To be done
Below is a listing. Gather each line of it that contains "subscriptions".

Dataset records:

▼

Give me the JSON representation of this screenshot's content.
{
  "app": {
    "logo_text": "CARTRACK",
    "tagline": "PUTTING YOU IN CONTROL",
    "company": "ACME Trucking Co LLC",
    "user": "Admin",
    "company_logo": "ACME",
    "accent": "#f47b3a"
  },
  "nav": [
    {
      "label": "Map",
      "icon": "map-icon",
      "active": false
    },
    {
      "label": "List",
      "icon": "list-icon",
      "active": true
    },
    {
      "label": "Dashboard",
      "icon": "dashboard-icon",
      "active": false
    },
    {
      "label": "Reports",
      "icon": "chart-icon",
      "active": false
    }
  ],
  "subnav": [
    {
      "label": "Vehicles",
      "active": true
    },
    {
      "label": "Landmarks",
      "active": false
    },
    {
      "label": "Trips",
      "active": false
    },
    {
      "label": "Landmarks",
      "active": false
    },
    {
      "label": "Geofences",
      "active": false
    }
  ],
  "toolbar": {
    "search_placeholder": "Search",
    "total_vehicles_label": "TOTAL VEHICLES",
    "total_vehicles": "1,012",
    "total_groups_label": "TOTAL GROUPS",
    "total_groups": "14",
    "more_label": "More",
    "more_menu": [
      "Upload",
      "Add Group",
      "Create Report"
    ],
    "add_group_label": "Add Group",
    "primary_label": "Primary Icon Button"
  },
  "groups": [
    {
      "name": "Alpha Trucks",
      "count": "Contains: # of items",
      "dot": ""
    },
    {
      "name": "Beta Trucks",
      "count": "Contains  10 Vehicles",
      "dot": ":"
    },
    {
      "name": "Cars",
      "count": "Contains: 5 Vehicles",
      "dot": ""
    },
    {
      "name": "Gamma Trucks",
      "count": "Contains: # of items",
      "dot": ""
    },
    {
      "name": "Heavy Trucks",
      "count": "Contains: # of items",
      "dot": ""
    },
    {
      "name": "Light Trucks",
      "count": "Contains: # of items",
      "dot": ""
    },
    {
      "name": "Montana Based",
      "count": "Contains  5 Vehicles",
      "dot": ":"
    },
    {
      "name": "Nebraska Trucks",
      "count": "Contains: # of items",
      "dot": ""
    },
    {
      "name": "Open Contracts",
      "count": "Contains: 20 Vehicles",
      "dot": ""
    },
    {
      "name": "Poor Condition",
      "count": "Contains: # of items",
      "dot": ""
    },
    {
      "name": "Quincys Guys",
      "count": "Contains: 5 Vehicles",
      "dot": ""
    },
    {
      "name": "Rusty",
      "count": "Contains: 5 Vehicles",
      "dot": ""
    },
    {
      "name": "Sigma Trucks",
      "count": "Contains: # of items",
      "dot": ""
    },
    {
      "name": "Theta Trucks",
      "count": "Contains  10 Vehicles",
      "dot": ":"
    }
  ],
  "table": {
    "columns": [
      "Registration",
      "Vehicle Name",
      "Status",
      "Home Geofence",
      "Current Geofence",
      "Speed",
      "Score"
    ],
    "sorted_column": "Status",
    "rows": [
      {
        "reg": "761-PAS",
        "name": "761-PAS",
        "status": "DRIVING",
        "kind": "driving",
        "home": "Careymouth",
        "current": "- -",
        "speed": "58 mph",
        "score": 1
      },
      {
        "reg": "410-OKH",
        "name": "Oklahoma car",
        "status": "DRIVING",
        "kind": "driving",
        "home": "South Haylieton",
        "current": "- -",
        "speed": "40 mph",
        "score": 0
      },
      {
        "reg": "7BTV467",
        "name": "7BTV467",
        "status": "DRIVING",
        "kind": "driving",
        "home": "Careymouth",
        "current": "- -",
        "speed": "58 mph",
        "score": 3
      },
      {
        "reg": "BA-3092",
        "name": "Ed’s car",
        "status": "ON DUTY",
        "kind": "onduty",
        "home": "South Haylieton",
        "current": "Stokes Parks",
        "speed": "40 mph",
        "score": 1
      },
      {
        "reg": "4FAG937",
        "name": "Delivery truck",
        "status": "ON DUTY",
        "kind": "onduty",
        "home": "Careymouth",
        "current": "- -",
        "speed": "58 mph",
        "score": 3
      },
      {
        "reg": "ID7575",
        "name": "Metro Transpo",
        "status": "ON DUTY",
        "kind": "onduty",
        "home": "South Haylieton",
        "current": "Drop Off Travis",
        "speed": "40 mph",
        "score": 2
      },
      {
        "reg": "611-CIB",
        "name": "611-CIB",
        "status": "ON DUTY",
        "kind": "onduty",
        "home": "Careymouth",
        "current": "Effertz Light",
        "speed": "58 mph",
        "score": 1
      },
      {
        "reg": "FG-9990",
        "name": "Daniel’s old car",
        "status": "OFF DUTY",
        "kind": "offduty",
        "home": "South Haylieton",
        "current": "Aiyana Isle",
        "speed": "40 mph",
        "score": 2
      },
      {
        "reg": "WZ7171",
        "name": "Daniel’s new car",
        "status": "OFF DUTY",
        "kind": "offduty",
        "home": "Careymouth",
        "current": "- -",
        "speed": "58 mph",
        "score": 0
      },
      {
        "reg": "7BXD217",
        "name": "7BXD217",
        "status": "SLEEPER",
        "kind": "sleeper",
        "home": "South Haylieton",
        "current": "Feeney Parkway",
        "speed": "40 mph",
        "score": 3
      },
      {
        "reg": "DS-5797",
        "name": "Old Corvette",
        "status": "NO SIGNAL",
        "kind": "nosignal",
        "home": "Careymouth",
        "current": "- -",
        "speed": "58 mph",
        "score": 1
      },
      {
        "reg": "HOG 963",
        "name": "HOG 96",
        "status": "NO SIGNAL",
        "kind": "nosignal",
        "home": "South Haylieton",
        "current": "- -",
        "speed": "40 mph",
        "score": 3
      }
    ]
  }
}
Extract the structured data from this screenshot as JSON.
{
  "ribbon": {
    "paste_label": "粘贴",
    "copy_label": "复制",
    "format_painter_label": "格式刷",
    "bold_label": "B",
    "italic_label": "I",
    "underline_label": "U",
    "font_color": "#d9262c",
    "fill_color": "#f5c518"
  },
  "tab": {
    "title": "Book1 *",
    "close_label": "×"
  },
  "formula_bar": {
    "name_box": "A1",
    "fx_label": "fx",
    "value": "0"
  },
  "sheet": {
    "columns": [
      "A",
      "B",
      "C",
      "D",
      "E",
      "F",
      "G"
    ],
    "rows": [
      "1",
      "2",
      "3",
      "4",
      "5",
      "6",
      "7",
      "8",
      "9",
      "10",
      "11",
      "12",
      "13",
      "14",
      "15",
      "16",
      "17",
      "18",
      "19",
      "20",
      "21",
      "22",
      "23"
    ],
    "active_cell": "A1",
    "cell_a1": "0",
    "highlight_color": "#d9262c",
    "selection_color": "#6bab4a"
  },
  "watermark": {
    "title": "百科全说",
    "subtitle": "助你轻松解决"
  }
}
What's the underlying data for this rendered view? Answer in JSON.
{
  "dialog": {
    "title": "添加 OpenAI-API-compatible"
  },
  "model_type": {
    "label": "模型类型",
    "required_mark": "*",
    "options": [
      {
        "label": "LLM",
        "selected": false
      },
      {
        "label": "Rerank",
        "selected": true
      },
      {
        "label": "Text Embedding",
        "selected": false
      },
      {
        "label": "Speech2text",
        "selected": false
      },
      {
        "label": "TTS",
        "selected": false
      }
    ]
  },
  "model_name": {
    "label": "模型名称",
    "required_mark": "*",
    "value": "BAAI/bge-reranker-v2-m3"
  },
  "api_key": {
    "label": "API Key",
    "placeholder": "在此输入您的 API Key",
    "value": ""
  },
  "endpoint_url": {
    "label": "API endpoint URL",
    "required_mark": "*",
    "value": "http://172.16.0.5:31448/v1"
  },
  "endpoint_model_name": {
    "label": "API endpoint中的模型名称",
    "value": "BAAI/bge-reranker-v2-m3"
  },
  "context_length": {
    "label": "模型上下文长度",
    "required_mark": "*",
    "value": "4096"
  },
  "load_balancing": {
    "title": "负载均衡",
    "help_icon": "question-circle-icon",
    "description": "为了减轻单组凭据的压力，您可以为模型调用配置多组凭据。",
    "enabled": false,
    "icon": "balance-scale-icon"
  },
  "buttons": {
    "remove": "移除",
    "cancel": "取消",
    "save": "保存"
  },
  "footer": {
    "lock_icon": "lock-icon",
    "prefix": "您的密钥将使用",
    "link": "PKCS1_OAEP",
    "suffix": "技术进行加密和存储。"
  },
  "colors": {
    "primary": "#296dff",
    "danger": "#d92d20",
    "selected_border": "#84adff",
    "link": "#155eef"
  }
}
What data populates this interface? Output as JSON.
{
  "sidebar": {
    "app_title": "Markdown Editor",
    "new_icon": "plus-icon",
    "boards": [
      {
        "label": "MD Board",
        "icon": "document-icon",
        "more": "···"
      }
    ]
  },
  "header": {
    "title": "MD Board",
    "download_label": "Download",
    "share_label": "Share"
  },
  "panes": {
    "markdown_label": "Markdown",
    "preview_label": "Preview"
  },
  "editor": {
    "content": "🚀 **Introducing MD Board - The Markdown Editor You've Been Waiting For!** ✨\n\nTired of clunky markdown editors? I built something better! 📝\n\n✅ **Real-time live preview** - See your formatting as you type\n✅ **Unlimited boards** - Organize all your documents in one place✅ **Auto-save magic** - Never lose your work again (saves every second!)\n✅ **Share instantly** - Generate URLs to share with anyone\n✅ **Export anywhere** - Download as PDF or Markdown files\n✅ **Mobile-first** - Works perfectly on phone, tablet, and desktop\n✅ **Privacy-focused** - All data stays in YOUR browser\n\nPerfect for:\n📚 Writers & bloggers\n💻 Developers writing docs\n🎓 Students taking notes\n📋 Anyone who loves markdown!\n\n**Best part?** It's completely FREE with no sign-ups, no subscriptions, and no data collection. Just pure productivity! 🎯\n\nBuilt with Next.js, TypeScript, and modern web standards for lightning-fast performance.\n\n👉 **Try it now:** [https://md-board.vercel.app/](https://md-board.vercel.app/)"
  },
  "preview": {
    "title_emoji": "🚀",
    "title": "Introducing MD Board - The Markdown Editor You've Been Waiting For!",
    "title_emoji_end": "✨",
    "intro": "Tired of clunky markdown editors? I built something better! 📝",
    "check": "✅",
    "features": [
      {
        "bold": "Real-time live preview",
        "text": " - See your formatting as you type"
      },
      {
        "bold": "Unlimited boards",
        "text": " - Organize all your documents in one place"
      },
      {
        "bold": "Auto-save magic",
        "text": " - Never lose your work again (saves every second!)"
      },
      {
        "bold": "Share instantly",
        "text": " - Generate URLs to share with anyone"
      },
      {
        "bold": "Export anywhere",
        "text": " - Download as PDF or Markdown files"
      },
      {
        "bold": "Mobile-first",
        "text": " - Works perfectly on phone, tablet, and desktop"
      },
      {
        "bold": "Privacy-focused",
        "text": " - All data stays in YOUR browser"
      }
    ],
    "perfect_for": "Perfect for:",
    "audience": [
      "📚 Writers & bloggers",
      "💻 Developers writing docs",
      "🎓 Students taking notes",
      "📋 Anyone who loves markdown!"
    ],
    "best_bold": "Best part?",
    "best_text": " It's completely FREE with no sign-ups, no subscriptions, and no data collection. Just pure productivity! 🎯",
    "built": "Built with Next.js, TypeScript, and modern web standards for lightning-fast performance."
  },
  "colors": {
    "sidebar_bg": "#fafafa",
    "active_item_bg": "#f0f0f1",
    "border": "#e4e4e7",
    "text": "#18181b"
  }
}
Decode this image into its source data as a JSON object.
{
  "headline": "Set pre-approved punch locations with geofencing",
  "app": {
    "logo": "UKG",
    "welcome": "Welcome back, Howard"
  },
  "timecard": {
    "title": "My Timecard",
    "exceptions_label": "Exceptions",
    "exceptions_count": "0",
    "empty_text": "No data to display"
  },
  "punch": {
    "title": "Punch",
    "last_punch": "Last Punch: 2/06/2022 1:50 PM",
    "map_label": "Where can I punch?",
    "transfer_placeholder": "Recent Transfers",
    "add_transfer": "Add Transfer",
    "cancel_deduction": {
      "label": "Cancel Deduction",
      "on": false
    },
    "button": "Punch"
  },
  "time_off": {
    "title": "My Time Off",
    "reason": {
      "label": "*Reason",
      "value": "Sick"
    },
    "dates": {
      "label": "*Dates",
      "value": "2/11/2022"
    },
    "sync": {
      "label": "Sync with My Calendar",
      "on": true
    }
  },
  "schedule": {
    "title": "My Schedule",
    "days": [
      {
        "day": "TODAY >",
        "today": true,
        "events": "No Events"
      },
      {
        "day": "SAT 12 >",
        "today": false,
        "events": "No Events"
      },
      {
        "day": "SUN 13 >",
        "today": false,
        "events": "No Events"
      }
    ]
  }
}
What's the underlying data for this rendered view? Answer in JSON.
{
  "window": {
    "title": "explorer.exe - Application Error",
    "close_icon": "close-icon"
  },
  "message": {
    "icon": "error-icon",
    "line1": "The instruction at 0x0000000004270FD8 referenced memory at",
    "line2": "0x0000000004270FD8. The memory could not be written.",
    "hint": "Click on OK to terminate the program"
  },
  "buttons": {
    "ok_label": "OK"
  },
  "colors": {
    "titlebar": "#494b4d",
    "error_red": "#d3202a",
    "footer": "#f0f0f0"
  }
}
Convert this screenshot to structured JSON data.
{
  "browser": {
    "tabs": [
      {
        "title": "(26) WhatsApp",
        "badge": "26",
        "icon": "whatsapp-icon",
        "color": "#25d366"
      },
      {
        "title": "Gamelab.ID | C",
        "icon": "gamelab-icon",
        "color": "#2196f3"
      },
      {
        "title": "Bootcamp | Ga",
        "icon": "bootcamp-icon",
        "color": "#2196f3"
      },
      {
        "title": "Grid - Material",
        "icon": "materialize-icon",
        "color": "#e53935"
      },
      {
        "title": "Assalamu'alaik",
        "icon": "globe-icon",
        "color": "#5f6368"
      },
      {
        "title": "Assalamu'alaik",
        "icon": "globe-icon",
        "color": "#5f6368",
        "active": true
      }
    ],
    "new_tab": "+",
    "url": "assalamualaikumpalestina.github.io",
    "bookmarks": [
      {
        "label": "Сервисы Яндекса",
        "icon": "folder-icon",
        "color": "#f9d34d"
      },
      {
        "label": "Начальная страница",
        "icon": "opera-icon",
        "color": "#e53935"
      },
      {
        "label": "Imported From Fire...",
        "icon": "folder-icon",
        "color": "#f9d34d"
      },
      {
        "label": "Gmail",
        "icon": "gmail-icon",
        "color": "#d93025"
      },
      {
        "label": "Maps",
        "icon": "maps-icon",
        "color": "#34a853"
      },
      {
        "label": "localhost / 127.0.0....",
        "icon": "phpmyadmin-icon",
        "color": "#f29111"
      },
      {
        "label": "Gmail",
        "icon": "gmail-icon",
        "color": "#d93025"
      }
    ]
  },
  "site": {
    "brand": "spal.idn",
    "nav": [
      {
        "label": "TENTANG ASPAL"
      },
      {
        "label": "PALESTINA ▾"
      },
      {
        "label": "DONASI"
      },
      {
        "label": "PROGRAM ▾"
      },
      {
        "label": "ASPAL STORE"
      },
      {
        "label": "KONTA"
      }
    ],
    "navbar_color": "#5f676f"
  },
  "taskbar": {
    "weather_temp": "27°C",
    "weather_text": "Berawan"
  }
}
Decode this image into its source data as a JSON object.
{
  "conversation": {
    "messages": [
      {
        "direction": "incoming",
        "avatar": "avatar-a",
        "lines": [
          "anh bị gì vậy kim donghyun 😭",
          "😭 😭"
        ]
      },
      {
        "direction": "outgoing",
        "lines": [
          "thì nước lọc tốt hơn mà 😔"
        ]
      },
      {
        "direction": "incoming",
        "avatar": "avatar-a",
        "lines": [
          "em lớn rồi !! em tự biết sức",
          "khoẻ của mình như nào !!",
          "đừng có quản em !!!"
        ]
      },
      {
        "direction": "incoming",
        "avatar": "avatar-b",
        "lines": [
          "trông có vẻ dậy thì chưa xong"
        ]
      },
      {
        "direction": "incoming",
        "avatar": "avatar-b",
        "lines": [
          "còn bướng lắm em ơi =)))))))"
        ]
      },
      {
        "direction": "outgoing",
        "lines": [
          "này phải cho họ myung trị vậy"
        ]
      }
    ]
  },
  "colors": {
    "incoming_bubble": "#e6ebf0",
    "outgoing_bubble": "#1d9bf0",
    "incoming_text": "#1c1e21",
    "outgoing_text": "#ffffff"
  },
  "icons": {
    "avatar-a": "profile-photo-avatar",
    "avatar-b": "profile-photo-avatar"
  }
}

▲

Solution
    "content": "🚀 **Introducing MD Board - The Markdown Editor You've Been Waiting For!** ✨\n\nTired of clunky markdown editors? I built something better! 📝\n\n✅ **Real-time live preview** - See your formatting as you type\n✅ **Unlimited boards** - Organize all your documents in one place✅ **Auto-save magic** - Never lose your work again (saves every second!)\n✅ **Share instantly** - Generate URLs to share with anyone\n✅ **Export anywhere** - Download as PDF or Markdown files\n✅ **Mobile-first** - Works perfectly on phone, tablet, and desktop\n✅ **Privacy-focused** - All data stays in YOUR browser\n\nPerfect for:\n📚 Writers & bloggers\n💻 Developers writing docs\n🎓 Students taking notes\n📋 Anyone who loves markdown!\n\n**Best part?** It's completely FREE with no sign-ups, no subscriptions, and no data collection. Just pure productivity! 🎯\n\nBuilt with Next.js, TypeScript, and modern web standards for lightning-fast performance.\n\n👉 **Try it now:** [https://md-board.vercel.app/](https://md-board.vercel.app/)"
    "best_text": " It's completely FREE with no sign-ups, no subscriptions, and no data collection. Just pure productivity! 🎯",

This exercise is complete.